**WHAT IS BEING ASKED**.
The only thing to send back is the number of lines below that hold the string "structured".

**DATA**.
<<<<

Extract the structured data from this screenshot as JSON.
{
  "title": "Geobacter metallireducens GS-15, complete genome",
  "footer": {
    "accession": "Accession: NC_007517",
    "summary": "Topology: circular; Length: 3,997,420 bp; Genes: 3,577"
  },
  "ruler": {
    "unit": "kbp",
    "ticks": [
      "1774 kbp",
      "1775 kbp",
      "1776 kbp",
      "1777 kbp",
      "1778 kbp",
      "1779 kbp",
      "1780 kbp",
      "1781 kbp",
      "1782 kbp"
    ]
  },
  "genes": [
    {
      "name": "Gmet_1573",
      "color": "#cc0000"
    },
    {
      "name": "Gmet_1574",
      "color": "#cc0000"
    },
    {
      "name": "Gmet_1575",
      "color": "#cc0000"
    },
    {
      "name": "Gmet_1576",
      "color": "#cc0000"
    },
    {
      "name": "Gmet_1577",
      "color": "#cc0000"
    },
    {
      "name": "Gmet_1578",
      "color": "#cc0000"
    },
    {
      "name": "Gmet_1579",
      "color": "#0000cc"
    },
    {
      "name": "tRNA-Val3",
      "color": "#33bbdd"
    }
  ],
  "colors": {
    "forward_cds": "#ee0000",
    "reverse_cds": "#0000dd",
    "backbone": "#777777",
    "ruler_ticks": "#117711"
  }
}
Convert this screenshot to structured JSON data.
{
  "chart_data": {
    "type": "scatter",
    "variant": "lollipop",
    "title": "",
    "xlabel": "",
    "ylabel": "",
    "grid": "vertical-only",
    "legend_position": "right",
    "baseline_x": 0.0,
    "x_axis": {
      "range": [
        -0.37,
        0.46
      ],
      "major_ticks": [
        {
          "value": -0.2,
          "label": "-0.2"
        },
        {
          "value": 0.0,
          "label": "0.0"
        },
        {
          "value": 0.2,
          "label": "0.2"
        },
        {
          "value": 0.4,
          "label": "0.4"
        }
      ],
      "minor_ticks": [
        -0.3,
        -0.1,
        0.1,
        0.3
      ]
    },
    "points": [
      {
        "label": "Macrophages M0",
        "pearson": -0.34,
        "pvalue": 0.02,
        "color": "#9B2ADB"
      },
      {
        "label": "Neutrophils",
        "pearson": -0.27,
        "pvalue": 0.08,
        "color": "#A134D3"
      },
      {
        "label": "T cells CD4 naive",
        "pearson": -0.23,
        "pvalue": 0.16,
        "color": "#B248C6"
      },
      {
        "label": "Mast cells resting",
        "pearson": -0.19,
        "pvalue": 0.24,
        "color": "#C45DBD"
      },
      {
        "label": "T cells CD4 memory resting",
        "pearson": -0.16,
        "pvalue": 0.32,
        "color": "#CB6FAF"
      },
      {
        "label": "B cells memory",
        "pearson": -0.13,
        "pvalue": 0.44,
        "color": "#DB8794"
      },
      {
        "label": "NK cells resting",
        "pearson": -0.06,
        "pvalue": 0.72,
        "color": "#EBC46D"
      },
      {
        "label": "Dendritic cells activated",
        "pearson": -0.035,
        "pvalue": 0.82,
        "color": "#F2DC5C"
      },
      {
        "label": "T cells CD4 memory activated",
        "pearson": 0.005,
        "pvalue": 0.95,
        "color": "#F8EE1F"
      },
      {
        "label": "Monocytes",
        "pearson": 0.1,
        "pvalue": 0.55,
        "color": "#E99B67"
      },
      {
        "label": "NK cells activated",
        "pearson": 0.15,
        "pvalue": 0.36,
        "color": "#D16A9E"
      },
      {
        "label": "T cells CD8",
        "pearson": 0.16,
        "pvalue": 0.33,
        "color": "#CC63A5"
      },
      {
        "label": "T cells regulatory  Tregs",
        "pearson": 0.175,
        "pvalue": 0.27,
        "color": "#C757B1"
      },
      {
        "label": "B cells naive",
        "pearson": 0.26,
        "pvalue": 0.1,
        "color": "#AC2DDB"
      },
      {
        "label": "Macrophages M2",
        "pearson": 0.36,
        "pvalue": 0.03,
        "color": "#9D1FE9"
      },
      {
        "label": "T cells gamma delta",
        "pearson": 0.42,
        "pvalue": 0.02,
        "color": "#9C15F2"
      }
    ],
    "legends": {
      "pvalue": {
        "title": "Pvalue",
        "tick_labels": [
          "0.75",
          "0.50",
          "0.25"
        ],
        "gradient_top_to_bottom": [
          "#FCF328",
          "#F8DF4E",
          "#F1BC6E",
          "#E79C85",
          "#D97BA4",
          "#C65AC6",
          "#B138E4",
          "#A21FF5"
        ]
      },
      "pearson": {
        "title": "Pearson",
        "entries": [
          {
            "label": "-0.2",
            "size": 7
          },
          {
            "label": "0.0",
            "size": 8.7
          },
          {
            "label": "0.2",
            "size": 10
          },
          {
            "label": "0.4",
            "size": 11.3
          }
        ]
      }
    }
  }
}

>>>>

**RESULT FOR THIS EXERCISE**.
2